[Collected data]
★ ★ ★ ★ ★

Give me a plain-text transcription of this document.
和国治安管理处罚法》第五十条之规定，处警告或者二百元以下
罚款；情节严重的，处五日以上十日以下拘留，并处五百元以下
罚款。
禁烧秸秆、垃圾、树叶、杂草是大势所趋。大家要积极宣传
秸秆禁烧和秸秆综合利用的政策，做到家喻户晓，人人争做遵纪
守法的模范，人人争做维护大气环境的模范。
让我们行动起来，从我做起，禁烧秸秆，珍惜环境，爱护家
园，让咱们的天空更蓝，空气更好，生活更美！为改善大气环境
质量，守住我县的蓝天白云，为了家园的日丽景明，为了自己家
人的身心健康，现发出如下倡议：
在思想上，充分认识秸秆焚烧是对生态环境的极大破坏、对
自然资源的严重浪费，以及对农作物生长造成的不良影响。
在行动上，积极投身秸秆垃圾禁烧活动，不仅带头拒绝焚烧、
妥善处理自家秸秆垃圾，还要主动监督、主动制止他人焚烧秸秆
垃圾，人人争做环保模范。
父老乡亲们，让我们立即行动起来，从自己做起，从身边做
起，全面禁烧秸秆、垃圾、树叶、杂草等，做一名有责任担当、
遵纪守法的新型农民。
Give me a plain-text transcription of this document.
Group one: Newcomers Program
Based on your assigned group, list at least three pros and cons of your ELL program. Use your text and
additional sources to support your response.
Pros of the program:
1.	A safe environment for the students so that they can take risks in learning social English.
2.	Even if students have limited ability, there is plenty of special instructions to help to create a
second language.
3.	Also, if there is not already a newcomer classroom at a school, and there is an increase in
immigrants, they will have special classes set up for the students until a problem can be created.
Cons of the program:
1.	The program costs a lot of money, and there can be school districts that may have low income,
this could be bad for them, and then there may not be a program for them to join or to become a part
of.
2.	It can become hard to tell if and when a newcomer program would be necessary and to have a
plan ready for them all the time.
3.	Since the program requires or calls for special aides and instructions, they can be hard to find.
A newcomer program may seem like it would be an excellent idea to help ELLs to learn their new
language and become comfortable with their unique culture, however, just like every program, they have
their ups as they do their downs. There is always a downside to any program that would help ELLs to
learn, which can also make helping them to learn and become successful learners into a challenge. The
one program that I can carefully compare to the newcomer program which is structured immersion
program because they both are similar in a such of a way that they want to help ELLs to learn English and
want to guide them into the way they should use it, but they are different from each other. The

★ ★ ★ ★ ★

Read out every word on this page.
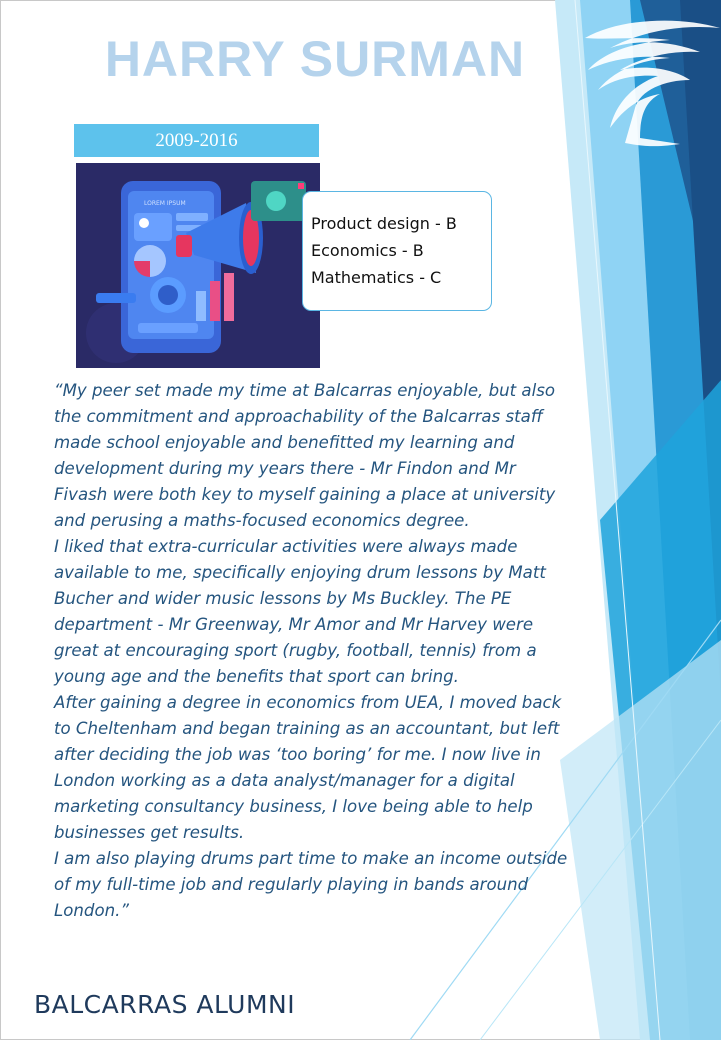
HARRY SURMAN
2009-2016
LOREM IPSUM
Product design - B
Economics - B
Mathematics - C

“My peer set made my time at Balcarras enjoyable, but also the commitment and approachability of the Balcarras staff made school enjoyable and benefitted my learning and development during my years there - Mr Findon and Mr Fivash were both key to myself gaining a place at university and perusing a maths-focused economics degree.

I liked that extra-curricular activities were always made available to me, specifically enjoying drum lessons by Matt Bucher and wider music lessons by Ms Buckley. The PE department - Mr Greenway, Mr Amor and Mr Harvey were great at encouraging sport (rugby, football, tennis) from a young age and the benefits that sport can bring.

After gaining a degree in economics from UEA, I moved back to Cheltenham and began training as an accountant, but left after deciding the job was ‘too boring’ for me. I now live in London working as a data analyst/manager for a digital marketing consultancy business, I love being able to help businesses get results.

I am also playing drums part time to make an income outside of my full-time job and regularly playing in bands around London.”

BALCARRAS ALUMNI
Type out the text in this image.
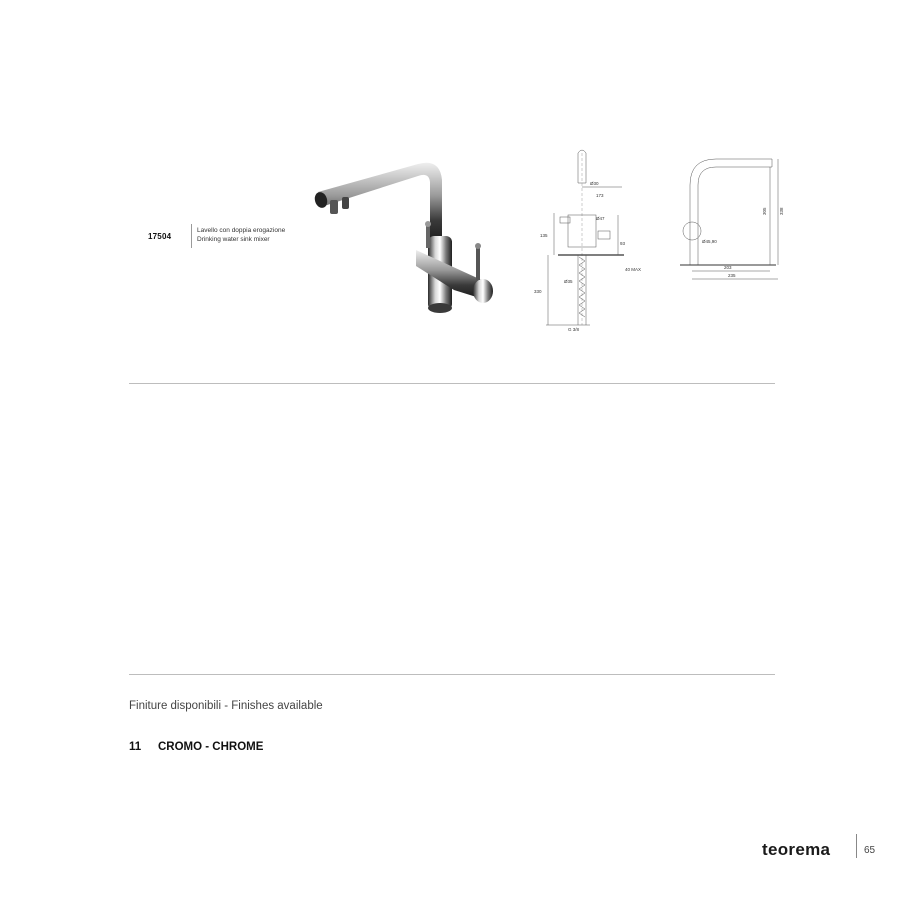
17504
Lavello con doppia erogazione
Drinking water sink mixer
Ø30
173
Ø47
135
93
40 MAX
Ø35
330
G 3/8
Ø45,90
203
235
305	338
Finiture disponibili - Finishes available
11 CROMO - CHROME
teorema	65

★ ★ ★ ★ ★

• _PROMPT_
Using the listing above, gather each line that holds the string "time" and copy it.

• _COMPLETE OUTPUT_
plan ready for them all the time.
“My peer set made my time at Balcarras enjoyable, but also the commitment and approachability of the Balcarras staff made school enjoyable and benefitted my learning and development during my years there - Mr Findon and Mr Fivash were both key to myself gaining a place at university and perusing a maths-focused economics degree.
I am also playing drums part time to make an income outside of my full-time job and regularly playing in bands around London.”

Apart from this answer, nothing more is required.